» **EXTRACTED ENTRIES**:

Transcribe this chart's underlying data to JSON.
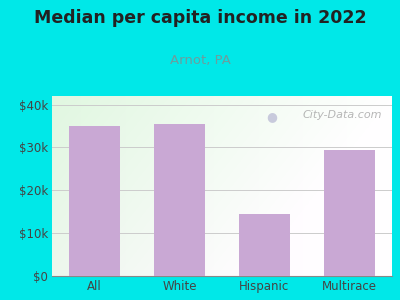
{
  "title": "Median per capita income in 2022",
  "subtitle": "Arnot, PA",
  "categories": [
    "All",
    "White",
    "Hispanic",
    "Multirace"
  ],
  "values": [
    35000,
    35500,
    14500,
    29500
  ],
  "bar_color": "#c9a8d4",
  "outer_bg": "#00e8e8",
  "subtitle_color": "#6b9e9e",
  "title_color": "#222222",
  "tick_color": "#444444",
  "grid_color": "#cccccc",
  "ylim": [
    0,
    42000
  ],
  "yticks": [
    0,
    10000,
    20000,
    30000,
    40000
  ],
  "ytick_labels": [
    "$0",
    "$10k",
    "$20k",
    "$30k",
    "$40k"
  ],
  "watermark_text": "City-Data.com",
  "watermark_color": "#aaaaaa"
}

» **YOUR GOAL**:
Write out again every line above exactly as given; the pictures do not belong in the copy.

» **RESPONSE TO THIS TASK**:
Transcribe this chart's underlying data to JSON.
{
  "title": "Median per capita income in 2022",
  "subtitle": "Arnot, PA",
  "categories": [
    "All",
    "White",
    "Hispanic",
    "Multirace"
  ],
  "values": [
    35000,
    35500,
    14500,
    29500
  ],
  "bar_color": "#c9a8d4",
  "outer_bg": "#00e8e8",
  "subtitle_color": "#6b9e9e",
  "title_color": "#222222",
  "tick_color": "#444444",
  "grid_color": "#cccccc",
  "ylim": [
    0,
    42000
  ],
  "yticks": [
    0,
    10000,
    20000,
    30000,
    40000
  ],
  "ytick_labels": [
    "$0",
    "$10k",
    "$20k",
    "$30k",
    "$40k"
  ],
  "watermark_text": "City-Data.com",
  "watermark_color": "#aaaaaa"
}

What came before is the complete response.